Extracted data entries
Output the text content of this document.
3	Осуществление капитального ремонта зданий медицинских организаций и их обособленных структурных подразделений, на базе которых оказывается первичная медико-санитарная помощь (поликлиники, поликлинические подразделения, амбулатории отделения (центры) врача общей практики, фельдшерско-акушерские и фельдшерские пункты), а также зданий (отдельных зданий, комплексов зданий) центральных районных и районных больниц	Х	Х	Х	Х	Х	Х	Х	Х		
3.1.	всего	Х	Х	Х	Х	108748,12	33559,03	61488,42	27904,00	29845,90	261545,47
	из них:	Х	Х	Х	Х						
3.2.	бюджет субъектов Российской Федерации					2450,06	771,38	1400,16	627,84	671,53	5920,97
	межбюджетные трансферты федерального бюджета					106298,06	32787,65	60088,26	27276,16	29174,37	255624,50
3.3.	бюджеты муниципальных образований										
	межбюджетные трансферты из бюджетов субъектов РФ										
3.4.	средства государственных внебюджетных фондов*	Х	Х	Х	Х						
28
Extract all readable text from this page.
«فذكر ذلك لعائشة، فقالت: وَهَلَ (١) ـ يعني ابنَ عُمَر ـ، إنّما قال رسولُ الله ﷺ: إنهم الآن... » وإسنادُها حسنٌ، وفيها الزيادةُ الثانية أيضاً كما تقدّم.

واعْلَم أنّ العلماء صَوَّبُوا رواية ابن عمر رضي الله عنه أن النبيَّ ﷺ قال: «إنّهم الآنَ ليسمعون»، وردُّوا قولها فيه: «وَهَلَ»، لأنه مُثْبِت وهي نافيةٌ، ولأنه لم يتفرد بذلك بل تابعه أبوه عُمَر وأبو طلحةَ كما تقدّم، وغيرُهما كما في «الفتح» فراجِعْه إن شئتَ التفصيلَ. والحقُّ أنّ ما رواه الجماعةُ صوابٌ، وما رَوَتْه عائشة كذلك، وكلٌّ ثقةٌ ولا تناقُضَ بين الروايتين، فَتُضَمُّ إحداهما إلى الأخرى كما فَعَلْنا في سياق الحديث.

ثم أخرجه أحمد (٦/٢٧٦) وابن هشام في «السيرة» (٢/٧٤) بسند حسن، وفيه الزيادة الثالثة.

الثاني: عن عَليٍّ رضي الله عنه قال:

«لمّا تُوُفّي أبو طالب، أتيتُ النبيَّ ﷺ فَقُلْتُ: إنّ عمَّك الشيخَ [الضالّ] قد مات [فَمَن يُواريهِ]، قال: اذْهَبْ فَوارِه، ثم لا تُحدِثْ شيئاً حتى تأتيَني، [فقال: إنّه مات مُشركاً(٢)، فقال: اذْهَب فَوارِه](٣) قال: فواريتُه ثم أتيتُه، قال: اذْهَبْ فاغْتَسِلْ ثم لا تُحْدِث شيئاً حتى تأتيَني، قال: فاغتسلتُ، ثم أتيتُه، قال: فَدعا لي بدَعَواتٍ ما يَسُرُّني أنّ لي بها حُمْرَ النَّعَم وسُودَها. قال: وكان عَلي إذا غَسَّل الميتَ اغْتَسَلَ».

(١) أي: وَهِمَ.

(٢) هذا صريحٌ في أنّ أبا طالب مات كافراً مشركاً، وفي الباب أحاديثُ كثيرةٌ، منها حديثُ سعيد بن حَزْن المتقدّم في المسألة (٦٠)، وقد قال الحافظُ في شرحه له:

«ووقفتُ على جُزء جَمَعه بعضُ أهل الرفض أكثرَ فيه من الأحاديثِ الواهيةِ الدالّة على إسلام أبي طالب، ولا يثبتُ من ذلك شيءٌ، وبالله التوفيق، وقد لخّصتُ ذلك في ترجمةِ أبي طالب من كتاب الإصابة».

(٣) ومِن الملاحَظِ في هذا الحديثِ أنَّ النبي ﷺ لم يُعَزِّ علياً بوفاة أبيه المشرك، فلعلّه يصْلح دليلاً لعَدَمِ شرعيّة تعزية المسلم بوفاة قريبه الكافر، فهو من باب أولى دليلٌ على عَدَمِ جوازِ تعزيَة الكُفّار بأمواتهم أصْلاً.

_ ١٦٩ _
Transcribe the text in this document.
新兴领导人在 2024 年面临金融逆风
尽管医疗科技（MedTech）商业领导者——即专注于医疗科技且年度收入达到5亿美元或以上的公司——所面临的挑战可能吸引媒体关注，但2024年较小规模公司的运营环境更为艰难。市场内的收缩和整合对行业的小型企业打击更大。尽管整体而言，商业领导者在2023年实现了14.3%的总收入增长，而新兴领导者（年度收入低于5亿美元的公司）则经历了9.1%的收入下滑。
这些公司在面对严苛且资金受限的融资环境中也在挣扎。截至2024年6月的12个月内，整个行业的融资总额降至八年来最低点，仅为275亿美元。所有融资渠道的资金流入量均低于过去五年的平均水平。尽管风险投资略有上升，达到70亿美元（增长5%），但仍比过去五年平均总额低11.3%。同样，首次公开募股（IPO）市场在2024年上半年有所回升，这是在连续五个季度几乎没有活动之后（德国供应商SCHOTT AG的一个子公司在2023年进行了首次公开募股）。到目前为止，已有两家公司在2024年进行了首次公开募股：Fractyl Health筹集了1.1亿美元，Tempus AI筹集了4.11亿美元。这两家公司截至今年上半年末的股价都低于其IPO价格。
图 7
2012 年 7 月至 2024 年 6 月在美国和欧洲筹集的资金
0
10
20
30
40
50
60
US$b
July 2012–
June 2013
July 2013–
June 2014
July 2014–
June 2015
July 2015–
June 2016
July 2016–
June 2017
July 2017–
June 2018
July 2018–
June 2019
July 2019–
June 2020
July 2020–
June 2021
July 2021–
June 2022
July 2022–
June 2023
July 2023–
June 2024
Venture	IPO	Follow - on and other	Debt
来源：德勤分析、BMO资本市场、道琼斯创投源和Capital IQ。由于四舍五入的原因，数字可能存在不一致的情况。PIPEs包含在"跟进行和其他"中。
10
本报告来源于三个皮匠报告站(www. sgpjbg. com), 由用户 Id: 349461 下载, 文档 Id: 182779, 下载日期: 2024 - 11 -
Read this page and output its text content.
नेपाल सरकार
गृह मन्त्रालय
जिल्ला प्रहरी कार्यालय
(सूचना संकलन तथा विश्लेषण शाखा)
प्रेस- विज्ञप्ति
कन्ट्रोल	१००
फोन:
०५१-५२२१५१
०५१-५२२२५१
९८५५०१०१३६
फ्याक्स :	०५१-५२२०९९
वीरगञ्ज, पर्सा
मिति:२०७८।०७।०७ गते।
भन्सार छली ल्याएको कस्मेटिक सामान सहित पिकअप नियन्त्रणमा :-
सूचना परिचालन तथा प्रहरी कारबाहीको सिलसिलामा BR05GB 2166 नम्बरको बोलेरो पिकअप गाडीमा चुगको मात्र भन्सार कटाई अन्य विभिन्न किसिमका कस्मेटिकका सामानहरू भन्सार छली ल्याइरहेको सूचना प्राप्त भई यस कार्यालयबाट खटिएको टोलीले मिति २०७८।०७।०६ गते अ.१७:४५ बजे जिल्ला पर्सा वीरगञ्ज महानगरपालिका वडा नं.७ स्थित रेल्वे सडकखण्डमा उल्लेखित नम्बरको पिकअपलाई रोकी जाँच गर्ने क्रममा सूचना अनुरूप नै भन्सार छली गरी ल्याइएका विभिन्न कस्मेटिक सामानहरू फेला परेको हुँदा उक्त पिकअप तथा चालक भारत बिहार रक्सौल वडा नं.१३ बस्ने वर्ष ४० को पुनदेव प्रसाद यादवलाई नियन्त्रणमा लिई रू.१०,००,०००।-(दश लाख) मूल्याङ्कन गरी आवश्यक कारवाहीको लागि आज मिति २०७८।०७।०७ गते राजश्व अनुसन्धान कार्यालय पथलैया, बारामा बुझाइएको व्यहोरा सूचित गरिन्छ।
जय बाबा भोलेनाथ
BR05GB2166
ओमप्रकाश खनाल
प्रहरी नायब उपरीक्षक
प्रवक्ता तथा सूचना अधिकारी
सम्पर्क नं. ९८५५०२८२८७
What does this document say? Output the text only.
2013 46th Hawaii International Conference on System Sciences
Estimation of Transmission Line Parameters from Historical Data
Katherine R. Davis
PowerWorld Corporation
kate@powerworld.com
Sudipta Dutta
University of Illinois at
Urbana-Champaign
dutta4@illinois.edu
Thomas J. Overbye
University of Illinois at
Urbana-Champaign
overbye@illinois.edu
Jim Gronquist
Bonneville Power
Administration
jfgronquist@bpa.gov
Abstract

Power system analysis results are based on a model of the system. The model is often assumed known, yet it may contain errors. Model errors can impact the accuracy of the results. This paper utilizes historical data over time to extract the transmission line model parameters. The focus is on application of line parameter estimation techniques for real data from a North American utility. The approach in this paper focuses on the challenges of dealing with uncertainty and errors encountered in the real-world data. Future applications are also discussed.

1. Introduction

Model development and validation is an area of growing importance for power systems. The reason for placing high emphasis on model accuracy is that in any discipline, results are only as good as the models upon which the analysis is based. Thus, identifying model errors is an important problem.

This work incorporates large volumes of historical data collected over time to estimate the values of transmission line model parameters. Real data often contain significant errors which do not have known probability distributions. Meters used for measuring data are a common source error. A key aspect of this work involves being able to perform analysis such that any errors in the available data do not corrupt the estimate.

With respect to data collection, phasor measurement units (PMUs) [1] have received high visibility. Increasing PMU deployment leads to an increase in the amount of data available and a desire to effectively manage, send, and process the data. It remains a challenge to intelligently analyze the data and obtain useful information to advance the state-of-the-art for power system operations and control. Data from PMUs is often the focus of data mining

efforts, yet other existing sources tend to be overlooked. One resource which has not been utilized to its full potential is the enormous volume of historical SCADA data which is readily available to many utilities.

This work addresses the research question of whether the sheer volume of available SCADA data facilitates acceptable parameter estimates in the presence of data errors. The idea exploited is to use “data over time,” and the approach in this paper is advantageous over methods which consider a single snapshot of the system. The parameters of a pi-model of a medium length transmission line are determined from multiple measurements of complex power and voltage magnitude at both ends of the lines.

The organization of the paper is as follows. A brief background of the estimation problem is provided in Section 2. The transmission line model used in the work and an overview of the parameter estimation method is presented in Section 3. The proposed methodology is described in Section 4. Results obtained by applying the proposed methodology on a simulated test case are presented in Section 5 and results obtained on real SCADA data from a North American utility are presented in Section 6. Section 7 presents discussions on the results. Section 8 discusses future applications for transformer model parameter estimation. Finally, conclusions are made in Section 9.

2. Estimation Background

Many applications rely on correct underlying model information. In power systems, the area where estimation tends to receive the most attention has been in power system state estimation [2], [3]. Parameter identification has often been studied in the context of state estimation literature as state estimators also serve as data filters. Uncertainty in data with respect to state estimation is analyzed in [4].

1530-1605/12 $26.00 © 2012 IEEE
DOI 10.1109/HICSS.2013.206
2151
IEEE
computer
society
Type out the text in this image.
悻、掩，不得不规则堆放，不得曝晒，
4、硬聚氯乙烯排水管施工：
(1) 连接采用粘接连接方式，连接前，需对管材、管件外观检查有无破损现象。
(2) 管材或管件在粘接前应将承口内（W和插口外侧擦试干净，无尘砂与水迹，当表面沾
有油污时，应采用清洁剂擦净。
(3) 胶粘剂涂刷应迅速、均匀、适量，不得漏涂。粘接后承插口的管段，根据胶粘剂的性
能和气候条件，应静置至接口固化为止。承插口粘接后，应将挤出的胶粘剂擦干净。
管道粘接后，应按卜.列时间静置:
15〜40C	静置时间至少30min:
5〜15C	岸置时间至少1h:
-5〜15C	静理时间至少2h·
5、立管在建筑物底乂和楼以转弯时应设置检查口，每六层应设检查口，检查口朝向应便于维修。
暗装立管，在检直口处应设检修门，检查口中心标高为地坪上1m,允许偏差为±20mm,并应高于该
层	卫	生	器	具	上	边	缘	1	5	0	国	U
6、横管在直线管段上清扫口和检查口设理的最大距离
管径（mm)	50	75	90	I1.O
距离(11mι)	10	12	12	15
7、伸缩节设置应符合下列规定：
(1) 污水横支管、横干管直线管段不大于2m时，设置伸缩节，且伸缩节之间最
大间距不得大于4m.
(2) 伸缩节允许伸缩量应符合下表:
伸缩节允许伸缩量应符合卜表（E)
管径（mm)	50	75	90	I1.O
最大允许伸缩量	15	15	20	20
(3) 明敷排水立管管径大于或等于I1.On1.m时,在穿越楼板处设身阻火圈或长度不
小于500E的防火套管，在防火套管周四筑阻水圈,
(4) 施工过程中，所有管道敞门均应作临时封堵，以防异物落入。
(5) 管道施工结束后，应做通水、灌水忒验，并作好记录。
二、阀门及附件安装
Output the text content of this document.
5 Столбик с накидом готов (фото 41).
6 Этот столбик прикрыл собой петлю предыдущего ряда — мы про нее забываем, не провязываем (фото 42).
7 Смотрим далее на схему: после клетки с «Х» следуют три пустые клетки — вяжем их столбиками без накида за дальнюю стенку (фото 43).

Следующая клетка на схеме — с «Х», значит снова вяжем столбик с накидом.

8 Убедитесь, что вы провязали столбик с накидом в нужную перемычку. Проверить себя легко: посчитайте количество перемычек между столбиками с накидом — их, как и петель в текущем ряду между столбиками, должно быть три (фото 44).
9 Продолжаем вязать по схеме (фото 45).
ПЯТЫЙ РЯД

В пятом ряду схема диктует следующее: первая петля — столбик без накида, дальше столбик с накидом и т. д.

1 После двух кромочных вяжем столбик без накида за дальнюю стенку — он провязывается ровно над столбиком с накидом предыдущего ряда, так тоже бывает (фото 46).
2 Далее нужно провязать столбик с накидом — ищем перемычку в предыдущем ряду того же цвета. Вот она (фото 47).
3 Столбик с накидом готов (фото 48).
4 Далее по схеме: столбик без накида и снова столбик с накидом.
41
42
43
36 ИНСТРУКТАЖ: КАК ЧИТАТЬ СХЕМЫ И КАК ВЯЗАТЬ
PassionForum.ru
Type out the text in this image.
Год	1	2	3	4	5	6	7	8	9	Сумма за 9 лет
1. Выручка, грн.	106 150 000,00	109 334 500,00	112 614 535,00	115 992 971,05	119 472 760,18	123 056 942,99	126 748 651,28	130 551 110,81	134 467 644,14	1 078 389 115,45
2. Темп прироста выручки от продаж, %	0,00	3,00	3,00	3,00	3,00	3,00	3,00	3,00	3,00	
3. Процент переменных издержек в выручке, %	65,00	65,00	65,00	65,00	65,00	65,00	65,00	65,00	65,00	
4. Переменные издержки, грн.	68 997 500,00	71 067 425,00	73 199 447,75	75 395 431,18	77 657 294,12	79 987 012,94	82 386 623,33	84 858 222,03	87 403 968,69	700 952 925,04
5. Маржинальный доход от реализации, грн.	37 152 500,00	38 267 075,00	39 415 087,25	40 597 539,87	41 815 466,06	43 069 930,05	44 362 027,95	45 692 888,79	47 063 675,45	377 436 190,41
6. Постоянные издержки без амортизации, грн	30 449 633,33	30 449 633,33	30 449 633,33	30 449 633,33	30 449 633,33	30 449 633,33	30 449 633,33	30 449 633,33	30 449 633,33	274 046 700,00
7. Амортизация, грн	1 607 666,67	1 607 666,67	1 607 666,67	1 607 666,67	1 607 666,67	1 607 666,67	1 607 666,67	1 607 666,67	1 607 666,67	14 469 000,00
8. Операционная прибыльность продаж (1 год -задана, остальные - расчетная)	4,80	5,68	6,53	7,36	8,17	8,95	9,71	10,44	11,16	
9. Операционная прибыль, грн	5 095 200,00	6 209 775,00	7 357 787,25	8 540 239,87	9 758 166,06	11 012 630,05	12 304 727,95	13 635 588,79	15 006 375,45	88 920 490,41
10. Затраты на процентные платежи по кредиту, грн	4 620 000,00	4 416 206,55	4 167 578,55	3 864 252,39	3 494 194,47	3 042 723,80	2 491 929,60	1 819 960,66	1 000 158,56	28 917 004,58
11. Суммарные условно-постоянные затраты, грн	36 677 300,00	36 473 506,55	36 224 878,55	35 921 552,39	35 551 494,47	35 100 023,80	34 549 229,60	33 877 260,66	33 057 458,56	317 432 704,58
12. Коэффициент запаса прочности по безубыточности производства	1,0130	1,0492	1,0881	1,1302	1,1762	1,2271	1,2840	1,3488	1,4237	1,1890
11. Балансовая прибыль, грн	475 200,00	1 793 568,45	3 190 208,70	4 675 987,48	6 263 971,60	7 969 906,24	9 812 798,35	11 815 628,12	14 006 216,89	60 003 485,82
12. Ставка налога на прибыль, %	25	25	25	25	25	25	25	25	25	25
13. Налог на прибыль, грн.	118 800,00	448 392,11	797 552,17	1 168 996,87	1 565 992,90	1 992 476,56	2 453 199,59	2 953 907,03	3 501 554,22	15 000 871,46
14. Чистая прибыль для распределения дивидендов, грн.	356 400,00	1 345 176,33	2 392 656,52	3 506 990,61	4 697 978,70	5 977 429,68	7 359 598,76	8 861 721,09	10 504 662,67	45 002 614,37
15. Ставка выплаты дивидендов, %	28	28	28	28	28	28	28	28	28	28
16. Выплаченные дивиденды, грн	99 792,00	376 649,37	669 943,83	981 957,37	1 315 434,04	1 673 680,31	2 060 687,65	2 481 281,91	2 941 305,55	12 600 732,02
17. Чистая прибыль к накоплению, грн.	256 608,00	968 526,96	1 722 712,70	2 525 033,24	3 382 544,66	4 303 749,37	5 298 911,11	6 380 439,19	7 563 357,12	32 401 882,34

Task directions — Copy in full each line that holds the word "перемычку".

Correct output —
8 Убедитесь, что вы провязали столбик с накидом в нужную перемычку. Проверить себя легко: посчитайте количество перемычек между столбиками с накидом — их, как и петель в текущем ряду между столбиками, должно быть три (фото 44).
2 Далее нужно провязать столбик с накидом — ищем перемычку в предыдущем ряду того же цвета. Вот она (фото 47).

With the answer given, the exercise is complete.